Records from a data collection
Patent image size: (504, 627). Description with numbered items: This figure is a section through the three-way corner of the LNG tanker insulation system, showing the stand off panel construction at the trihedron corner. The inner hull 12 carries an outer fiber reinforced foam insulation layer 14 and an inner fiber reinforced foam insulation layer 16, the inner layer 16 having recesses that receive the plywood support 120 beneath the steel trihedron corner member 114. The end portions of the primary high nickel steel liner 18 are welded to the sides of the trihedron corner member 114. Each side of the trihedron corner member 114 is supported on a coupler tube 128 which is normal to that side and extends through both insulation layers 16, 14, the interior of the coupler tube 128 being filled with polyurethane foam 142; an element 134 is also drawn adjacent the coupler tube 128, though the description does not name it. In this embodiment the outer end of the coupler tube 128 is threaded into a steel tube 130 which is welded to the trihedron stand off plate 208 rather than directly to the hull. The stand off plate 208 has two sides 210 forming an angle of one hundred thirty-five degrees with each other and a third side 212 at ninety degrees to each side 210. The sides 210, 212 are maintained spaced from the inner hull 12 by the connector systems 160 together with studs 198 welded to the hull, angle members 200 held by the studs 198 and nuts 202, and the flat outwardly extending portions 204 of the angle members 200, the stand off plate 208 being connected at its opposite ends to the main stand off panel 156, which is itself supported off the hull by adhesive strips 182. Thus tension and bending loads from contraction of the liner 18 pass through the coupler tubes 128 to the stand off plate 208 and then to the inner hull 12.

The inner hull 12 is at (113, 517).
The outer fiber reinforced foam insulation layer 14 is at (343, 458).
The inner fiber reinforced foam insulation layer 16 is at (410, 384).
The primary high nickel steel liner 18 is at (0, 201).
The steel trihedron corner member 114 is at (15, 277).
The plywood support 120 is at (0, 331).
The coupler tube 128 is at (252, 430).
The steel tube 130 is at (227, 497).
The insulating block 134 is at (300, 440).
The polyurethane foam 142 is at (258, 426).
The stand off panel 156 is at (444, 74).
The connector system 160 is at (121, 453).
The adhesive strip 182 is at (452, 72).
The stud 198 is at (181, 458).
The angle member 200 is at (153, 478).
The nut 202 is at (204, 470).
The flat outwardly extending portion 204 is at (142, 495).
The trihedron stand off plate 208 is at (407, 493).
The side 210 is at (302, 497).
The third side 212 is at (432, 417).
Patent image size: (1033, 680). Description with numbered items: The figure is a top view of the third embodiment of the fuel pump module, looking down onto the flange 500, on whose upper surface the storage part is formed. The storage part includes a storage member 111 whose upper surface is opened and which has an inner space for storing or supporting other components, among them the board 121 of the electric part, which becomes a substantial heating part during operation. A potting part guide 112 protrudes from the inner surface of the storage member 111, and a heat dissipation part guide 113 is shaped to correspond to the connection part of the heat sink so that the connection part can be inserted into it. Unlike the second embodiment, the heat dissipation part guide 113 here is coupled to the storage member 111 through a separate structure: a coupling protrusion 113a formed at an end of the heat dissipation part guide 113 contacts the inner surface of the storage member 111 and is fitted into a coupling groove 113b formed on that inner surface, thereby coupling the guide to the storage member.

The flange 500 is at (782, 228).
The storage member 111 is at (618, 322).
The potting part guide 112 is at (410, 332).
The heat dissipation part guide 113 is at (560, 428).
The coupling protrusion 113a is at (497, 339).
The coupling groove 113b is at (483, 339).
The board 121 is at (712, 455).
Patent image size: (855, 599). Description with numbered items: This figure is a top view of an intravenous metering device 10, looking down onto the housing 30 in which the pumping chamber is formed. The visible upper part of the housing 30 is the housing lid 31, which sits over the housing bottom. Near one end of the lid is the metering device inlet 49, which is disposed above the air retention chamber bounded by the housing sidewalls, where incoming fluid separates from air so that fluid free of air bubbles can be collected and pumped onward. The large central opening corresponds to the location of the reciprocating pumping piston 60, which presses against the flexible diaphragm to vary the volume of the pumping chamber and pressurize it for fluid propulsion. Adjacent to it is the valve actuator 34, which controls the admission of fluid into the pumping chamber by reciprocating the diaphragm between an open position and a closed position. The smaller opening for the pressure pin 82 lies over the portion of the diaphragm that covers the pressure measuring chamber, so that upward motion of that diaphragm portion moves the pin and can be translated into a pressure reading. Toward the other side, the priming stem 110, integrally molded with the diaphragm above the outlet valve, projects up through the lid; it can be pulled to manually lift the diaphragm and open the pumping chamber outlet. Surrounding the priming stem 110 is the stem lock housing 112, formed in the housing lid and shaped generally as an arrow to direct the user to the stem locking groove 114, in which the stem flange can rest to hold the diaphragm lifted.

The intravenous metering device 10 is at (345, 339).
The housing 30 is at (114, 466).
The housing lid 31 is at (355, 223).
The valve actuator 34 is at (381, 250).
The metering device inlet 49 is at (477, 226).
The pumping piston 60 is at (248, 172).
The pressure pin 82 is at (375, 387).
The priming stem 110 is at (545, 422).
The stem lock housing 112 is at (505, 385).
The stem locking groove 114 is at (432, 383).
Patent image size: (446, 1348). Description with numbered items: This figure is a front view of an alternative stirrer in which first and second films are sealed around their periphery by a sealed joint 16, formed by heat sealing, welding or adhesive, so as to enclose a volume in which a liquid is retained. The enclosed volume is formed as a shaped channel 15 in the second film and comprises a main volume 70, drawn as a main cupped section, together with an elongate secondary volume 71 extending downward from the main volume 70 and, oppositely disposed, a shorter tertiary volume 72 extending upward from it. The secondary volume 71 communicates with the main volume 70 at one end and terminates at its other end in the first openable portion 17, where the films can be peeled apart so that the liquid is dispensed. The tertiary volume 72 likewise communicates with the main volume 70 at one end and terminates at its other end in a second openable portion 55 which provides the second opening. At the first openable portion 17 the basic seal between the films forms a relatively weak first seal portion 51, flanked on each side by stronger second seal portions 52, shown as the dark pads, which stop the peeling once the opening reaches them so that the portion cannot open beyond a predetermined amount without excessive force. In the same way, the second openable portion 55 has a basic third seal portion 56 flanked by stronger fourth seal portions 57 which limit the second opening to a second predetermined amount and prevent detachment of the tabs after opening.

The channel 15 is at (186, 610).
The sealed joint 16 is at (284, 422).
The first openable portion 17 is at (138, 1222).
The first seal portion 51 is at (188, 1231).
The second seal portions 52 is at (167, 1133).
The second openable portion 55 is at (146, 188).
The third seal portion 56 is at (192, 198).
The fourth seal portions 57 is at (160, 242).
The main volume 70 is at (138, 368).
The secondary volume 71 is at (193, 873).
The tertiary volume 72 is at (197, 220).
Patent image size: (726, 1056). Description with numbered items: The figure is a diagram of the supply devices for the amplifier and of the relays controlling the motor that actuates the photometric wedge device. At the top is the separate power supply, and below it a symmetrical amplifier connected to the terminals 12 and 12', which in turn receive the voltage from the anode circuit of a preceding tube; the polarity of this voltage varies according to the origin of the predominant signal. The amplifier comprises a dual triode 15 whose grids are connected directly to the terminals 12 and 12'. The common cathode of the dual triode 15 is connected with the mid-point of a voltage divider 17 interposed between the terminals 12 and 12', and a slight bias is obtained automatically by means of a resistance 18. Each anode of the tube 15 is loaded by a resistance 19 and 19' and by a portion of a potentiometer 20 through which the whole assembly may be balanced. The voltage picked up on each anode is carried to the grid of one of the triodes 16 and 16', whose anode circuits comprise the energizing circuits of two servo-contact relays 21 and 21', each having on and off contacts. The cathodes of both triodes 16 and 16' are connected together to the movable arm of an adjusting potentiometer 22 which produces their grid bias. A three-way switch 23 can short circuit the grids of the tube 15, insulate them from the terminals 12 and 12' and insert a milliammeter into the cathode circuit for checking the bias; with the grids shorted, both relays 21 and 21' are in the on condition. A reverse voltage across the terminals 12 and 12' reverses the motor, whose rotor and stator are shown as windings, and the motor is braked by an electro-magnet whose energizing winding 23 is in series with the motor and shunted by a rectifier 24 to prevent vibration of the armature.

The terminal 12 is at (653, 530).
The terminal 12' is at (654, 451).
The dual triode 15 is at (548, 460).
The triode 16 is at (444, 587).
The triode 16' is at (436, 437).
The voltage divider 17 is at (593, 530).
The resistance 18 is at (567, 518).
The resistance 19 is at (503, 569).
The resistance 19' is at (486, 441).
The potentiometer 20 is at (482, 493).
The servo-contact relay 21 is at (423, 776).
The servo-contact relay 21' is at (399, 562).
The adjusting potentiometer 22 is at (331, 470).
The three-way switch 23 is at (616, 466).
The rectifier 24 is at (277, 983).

▸ **Stated problem**: Reproduce, word for word, the lines between the line containing "Patent image size: (1033, 680)." and the line containing "The board 121 is at (712, 455).", inclusive.

▸ **Answer to this problem**:
Patent image size: (1033, 680). Description with numbered items: The figure is a top view of the third embodiment of the fuel pump module, looking down onto the flange 500, on whose upper surface the storage part is formed. The storage part includes a storage member 111 whose upper surface is opened and which has an inner space for storing or supporting other components, among them the board 121 of the electric part, which becomes a substantial heating part during operation. A potting part guide 112 protrudes from the inner surface of the storage member 111, and a heat dissipation part guide 113 is shaped to correspond to the connection part of the heat sink so that the connection part can be inserted into it. Unlike the second embodiment, the heat dissipation part guide 113 here is coupled to the storage member 111 through a separate structure: a coupling protrusion 113a formed at an end of the heat dissipation part guide 113 contacts the inner surface of the storage member 111 and is fitted into a coupling groove 113b formed on that inner surface, thereby coupling the guide to the storage member.

The flange 500 is at (782, 228).
The storage member 111 is at (618, 322).
The potting part guide 112 is at (410, 332).
The heat dissipation part guide 113 is at (560, 428).
The coupling protrusion 113a is at (497, 339).
The coupling groove 113b is at (483, 339).
The board 121 is at (712, 455).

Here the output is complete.